▸ Texte extrait:
Malgré le film de Billy Wilder où Shirley McLaine faisait le trottoir dans un Paris de carton-pâte, "Irma la Douce" est une œuvre bien française qu’en 1956 Colette Renard et Michel Roux menèrent au triomphe pour 1000 représentations. Irma, c’est aujourd’hui Marie-Julie Baup avec, en Nestor le Fripé, son homme, le mari de Marie lui-même, Lorant Deutsch !
Article rédigé par franceinfo - Bertrand Renard
France Télévisions
Publié Mis à jour
Temps de lecture : 3 min
Nicole Croisille dans "Irma la douce"
 (Pascal Victor)

Un morceau d'époque disparu

Deux gentils interprètes, la belle musique de Marguerite Monnot, compositrice, pour Piaf, de « La vie en rose », « L’hymne à l’amour », « Milord » (rien que ça !), le talentueux Nicolas Briançon aux manettes: nous nous faisions une joie, fredonnant déjà le fameux « On va rien dire, on va s’aimer » en forme de valse lente. Avouons-le donc d’emblée : déception. Oh ! pas une de ces déceptions absolues et définitives. Non, une déception douce, comme Irma. Expliquons-nous.

On n’est pas pour la modernisation à tout prix, d’accord. Mais cette « Irma la Douce » servie dans son jus est tout de même un morceau d’époque disparue, à la Gabin (sans la violence), à la Audiard (sans la drôlerie), l’époque des putes (osons le mot) au grand cœur, des macs et des maquerelles de Pigalle estampillée noir et blanc. Racontons : Irma fait le tapin au pied de la Butte Montmartre. Son mec, celui qu’elle a dans la peau, c’est Nestor le Fripé. Nestor l’aime itou, mais il est jaloux des hommes qu’elle accumule. Féministes, passez votre chemin: on ne parle ici jamais de protecteurs sadiques ou de cadences infernales, c’est un Pigalle propret où les souteneurs se disputent pour la rigolade, il y a même des travelos d’avant « La cage aux folles » et des musiciens cachés en fond de scène –très bons, les musiciens. Donc Nestor voudrait qu’Irma n’ait plus qu’un seul client et ce client… ce sera lui. Lui, déguisé en Oscar. Mais, de cet Oscar, en qui Irma n’a même pas reconnu son Nestor( !), Nestor devient jaloux aussi, au point de le « tuer »….
Lorànt Deutsch
 (Pascal Victor)
On est à mi-parcours, après ça part en vrille. Nestor, poursuivi par la justice, fera le tour du monde avant de retrouver son Irma prête à accoucher… d’une belle idée finale! Cette seconde partie s’est nourrie de poursuites improbables, de silhouettes de tribus amazoniennes tout droit sorties de « Tintin au Congo », d’un explorateur anglais en culottes coloniales, en prime un clin d’œil à « Fort Boyard » si escamoté qu’on arrive à peine à le comprendre !
Marie-Julie Baup (Irma)
 (Pascal Victor)

▸ Section des données:

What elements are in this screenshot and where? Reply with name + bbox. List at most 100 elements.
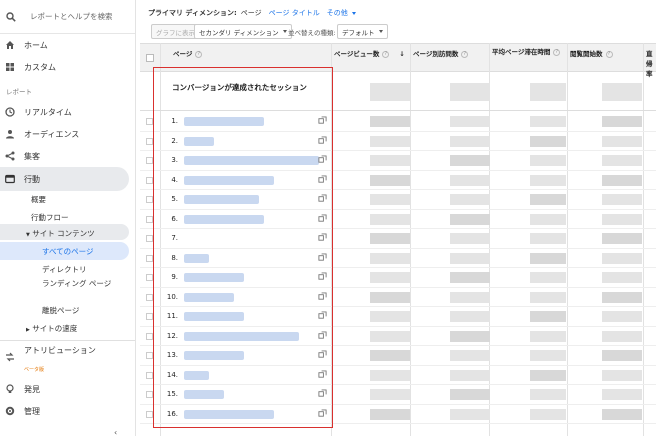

▸ Travail demandé:
A. Résumez en deux phrases la critique d'« Irma la Douce ».
B. Répondez aux questions suivantes à partir de la critique d'« Irma la Douce ».
(i) En quelle année Colette Renard et Michel Roux ont-ils mené l'œuvre au triomphe ?
(ii) Quel personnage Lorant Deutsch interprète-t-il ?
(iii) Sous quel nom Nestor se déguise-t-il pour devenir l'unique client d'Irma ?

▸ Réponses par consigne:
A. Cette reprise d'« Irma la Douce », avec Marie-Julie Baup en Irma et Lorant Deutsch en Nestor le Fripé, mise en scène par Nicolas Briançon sur la musique de Marguerite Monnot, laisse le critique sur une déception douce, car l'œuvre servie dans son jus reste un morceau d'époque disparue. Irma fait le tapin au pied de la Butte Montmartre et Nestor, jaloux, se déguise en Oscar pour être son seul client, puis finit par « tuer » Oscar et fait le tour du monde poursuivi par la justice, dans une seconde partie qui part en vrille.

B.
(i) En 1956.
(ii) Nestor le Fripé.
(iii) Oscar.